SOURCE:
So in order to explain how should we build the platform, let's talk about autonomous driving and how it's built. Usually, in robotics, we are talking about the sense, plan, act methodology. Sense or perception is understanding the surrounding, what's around us. It is where are the cars around us, as well as mapping where are the lanes, who has priority, et cetera. Planning is a decision-making process. We call it driving policy. What would happen if type of reasoning? So if I'm going to yield to someone, is it going to be okay or not? If I'm going to not slow down, is it going to be okay or not? And at the end, after we decided what we want to do, we need to actually do it, and this is the act part or the control.
Executing the plan, moving the steering wheel, hitting the throttle, et cetera. Now, when we talk about a platform, there are three considerations to make. The first one is differentiability. The user of the platform should be able to differentiate its product from other products. So when we are talking with our customers, OEMs, they want to control the experience of the system. They don't want to take a turnkey solution and just take a black box that behaves the same on all car platforms. This is differentiability. The second issue is scalability, more for the development of the platform, in this case, Mobileye. We want that the resources that we invest for every customer grows sublinearly with the number of customers. So we don't want to have a dedicated big group for every OEM, otherwise, we won't be able to scale.

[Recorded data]
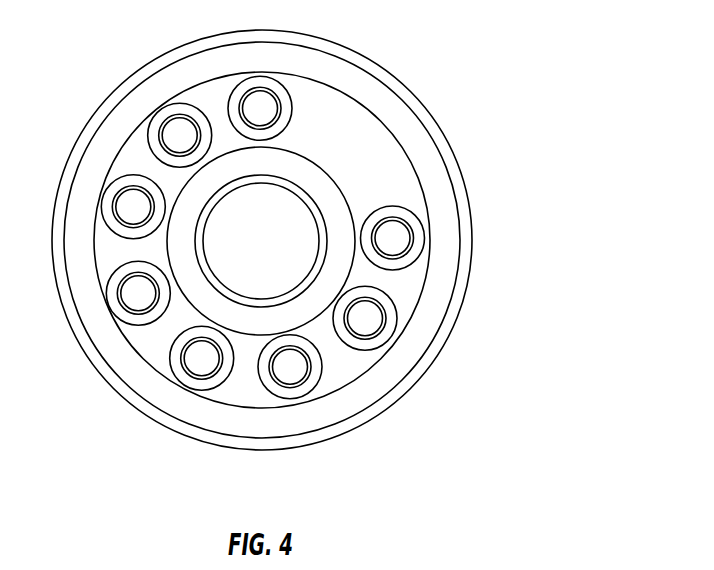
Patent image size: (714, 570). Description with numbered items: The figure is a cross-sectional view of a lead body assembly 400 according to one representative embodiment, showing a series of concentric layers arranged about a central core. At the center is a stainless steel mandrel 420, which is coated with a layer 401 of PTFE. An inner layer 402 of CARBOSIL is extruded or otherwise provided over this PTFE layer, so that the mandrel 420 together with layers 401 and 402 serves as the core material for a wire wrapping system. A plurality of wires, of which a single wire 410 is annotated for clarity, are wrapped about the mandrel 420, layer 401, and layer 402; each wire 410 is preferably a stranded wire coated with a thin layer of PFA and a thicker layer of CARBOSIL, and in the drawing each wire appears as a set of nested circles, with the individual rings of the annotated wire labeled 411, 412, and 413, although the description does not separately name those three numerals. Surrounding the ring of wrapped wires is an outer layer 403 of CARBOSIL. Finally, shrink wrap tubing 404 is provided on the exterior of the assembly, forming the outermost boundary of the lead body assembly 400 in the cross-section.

The lead body assembly 400 is at (492, 67).
The layer of PTFE 401 is at (320, 205).
The inner layer of CARBOSIL 402 is at (292, 150).
The outer layer of CARBOSIL 403 is at (447, 305).
The shrink wrap tubing 404 is at (472, 232).
The wire 410 is at (222, 395).
The bolt hole 411 is at (203, 360).
The bolt hole outer ring 412 is at (175, 363).
The bolt hole inner ring 413 is at (200, 392).
The stainless steel mandrel 420 is at (278, 252).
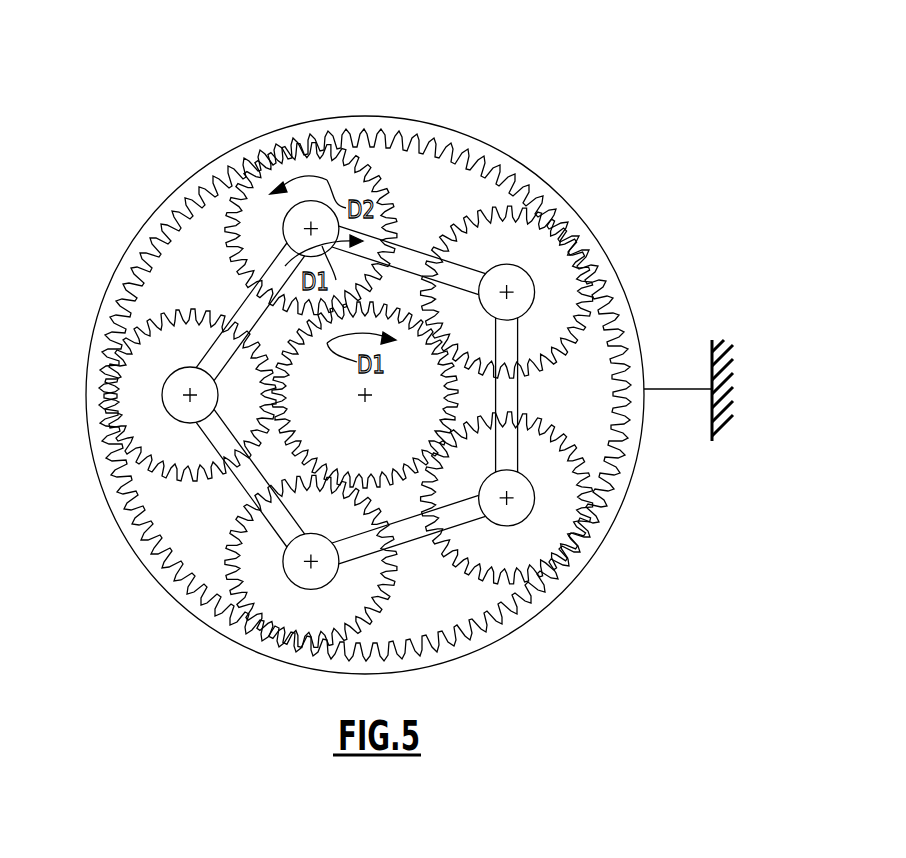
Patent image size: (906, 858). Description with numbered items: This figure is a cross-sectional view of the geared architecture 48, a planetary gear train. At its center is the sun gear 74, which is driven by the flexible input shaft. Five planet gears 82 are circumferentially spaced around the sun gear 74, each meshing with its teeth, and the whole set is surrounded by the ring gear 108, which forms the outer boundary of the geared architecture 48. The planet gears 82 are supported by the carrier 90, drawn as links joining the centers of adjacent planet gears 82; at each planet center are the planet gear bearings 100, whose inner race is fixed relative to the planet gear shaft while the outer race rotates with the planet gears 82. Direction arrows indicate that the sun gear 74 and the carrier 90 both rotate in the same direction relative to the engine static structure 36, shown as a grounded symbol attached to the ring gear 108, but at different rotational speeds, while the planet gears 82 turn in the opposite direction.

The geared architecture 48 is at (468, 93).
The ring gear 108 is at (312, 118).
The sun gear 74 is at (325, 415).
The planet gears 82 is at (400, 207).
The carrier 90 is at (508, 448).
The planet gear bearings 100 is at (282, 220).
The engine static structure 36 is at (727, 368).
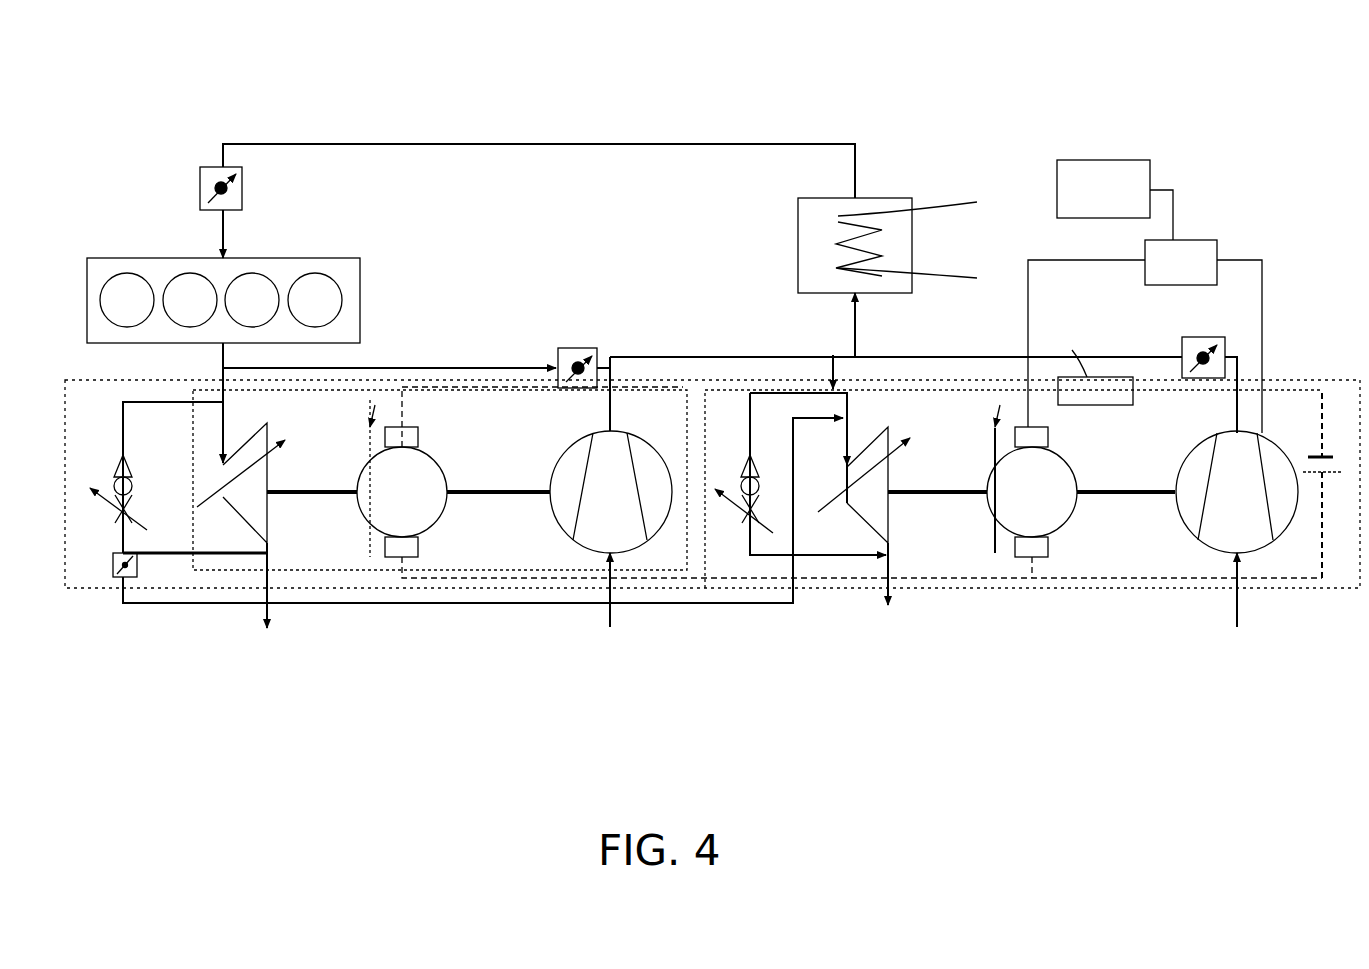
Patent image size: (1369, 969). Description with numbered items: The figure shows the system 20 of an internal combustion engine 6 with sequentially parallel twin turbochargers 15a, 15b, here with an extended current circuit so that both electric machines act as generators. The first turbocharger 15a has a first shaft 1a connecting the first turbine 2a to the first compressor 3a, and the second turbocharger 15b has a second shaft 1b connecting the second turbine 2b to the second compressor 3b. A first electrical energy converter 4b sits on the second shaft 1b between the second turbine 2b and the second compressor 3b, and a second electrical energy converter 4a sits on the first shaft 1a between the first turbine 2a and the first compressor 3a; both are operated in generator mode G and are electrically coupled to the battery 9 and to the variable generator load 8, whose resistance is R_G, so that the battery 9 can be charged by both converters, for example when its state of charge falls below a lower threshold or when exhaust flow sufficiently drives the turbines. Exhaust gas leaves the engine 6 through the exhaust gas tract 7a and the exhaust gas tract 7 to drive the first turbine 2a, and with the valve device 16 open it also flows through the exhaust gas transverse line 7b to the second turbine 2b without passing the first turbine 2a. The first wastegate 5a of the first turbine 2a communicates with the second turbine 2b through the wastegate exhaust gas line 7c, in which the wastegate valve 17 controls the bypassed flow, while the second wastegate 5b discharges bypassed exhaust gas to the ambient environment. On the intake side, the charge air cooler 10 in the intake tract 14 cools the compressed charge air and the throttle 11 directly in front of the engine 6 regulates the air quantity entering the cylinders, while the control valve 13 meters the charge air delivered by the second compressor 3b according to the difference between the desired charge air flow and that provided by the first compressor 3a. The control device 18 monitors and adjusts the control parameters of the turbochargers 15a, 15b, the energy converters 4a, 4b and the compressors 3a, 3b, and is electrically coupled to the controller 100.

The first shaft 1a is at (408, 477).
The second shaft 1b is at (1031, 478).
The first turbine 2a is at (241, 525).
The second turbine 2b is at (864, 516).
The first compressor 3a is at (611, 492).
The second compressor 3b is at (1237, 529).
The second electrical energy converter 4a is at (402, 478).
The first electrical energy converter 4b is at (1032, 479).
The first wastegate 5a is at (116, 492).
The second wastegate 5b is at (800, 474).
The internal combustion engine 6 is at (223, 300).
The exhaust gas tract 7 is at (808, 429).
The exhaust gas tract 7a is at (192, 448).
The exhaust gas transverse line 7b is at (465, 367).
The wastegate exhaust gas line 7c is at (405, 605).
The variable generator load 8 is at (1130, 420).
The battery 9 is at (1322, 485).
The charge air cooler 10 is at (887, 277).
The throttle 11 is at (238, 188).
The control valve 13 is at (1209, 372).
The intake tract 14 is at (745, 144).
The first turbocharger 15a is at (305, 557).
The second turbocharger 15b is at (992, 570).
The valve device 16 is at (578, 355).
The wastegate valve 17 is at (118, 578).
The control device 18 is at (1180, 260).
The system 20 is at (980, 177).
The controller 100 is at (1115, 200).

REQUESTS:
[1] Answer these questions using the passage on autonomous driving platforms:
(a) What name is given to the planning step?
(b) Besides a turnkey solution, what do OEMs not want to take?
(c) How should the resources invested for every customer grow with the number of customers?
[2] Using the passage on autonomous driving platforms, decide whether each statement agrees with it. Answer yes or no and quote the words that settle it.
(a) The sense, plan, act methodology is usual in robotics.
(b) Scalability is the first of the three considerations for a platform.
(c) Mobileye wants a dedicated big group for every OEM.
[3] Pick up the passage on autonomous driving platforms at the point where it stops, and write the next part.

EXERCISE RESPONSES:
[1]
(a) Driving policy.
(b) A black box that behaves the same on all car platforms.
(c) Sublinearly.

[2]
(a) Yes: "Usually, in robotics, we are talking about the sense, plan, act methodology."
(b) No: "The first one is differentiability."
(c) No: "So we don't want to have a dedicated big group for every OEM"

[3]
But another factor, which is very, very important as well, is a risk factor. We want that people that are using the platform will reach a real product, and not just playing with the platform and not succeeding in reaching a real product, by using the platform. So based on these considerations, let's think where we put the line between the platform and the user. And let's look again at the perception, plan, act, sense, plan, act methodology. One approach, which has been taken by some suppliers of autonomous driving platforms, is splitting between platform and user somewhere in between or in the middle of perception. Say, giving some APIs for training neural networks, so low-level perception will be supplied by the supplier of the platform, and the user need to work and build the entire perception plan and the driving policy and the control.
The problem with this approach is high risk. We get full differentiability with this approach, but the risk of succeeding is high. Another option on the other part of the spectrum is having the supplier of the platform deal with perception and planning, and leave only the control part to the OEM. The problem with this approach is that there is no differentiability or no scale. So either the OEM gets a package and cannot differentiate its solution from others, or the OEM will come to Mobileye and will ask for this change and that change, and very, very quickly, we will need a big team for every customer. So maybe the best place to put the line between the platform and the user is between the perception task and the driving policy task. This idea was actually coming from customers.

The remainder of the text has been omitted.